▶ [DIRECTIVE]:
Pick out all lines with the word "text" from the records that follow.
----- INPUT ROWS
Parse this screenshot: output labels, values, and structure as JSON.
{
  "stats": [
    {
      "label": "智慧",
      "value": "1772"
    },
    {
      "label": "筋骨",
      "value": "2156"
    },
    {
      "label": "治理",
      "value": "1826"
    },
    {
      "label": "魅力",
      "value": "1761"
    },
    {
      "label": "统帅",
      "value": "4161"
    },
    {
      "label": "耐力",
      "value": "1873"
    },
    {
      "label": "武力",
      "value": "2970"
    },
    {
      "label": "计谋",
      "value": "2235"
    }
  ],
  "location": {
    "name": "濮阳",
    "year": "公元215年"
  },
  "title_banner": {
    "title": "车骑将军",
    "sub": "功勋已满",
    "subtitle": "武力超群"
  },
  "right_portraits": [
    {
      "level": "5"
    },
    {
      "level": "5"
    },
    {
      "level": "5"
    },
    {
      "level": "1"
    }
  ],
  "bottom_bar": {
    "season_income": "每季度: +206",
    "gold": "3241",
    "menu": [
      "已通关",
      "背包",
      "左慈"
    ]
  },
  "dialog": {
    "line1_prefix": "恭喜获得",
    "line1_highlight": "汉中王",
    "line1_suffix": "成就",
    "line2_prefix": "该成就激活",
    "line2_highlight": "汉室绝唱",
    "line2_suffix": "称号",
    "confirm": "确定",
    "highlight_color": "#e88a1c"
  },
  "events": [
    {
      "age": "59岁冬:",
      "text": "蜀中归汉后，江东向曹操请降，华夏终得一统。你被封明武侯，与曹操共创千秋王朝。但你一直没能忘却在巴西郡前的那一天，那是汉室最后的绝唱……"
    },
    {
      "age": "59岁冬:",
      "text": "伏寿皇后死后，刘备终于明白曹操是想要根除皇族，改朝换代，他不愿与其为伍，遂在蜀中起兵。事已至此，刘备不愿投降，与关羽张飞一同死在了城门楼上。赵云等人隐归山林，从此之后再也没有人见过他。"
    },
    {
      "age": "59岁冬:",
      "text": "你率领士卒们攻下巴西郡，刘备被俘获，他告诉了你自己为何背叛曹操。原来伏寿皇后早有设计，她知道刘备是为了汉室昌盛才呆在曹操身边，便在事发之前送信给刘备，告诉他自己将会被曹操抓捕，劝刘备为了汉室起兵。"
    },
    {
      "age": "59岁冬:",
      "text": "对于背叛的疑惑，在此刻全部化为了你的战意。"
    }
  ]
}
----------
▶ [RESULT FOR THIS TASK]:
      "text": "蜀中归汉后，江东向曹操请降，华夏终得一统。你被封明武侯，与曹操共创千秋王朝。但你一直没能忘却在巴西郡前的那一天，那是汉室最后的绝唱……"
      "text": "伏寿皇后死后，刘备终于明白曹操是想要根除皇族，改朝换代，他不愿与其为伍，遂在蜀中起兵。事已至此，刘备不愿投降，与关羽张飞一同死在了城门楼上。赵云等人隐归山林，从此之后再也没有人见过他。"
      "text": "你率领士卒们攻下巴西郡，刘备被俘获，他告诉了你自己为何背叛曹操。原来伏寿皇后早有设计，她知道刘备是为了汉室昌盛才呆在曹操身边，便在事发之前送信给刘备，告诉他自己将会被曹操抓捕，劝刘备为了汉室起兵。"
      "text": "对于背叛的疑惑，在此刻全部化为了你的战意。"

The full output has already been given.